Objective: Check each line of the records below and collect those holding "name".

(Extracted data entries)
----

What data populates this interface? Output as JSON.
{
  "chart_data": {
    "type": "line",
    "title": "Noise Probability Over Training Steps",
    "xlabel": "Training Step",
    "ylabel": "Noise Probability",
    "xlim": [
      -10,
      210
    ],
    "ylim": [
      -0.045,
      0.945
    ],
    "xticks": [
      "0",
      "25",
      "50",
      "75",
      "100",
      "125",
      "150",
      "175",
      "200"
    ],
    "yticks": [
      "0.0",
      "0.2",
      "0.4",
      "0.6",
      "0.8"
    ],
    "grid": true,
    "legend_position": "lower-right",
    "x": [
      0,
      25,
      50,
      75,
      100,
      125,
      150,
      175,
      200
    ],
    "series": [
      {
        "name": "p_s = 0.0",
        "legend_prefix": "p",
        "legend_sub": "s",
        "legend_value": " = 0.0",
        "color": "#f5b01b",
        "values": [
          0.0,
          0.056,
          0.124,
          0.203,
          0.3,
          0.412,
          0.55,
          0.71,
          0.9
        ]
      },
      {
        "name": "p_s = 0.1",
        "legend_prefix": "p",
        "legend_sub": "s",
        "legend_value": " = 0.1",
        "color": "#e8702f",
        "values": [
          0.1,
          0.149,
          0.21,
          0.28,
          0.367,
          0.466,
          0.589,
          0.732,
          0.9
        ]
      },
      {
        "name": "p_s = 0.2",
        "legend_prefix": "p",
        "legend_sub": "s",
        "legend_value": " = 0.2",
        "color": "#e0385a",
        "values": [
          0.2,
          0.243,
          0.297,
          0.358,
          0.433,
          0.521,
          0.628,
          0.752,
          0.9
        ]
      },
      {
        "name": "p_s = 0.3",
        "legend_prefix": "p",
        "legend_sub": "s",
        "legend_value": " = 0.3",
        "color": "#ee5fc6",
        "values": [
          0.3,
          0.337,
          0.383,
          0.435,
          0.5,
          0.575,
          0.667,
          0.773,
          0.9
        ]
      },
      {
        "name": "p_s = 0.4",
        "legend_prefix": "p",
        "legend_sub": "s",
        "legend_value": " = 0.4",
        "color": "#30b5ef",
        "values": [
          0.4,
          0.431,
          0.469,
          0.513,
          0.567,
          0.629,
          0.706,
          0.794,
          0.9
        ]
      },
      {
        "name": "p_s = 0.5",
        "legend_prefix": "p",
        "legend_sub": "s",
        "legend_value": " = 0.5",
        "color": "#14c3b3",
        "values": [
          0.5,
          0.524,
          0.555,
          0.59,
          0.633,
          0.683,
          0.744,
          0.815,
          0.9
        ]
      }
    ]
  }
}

----

Result of this exercise:
        "name": "p_s = 0.0",
        "name": "p_s = 0.1",
        "name": "p_s = 0.2",
        "name": "p_s = 0.3",
        "name": "p_s = 0.4",
        "name": "p_s = 0.5",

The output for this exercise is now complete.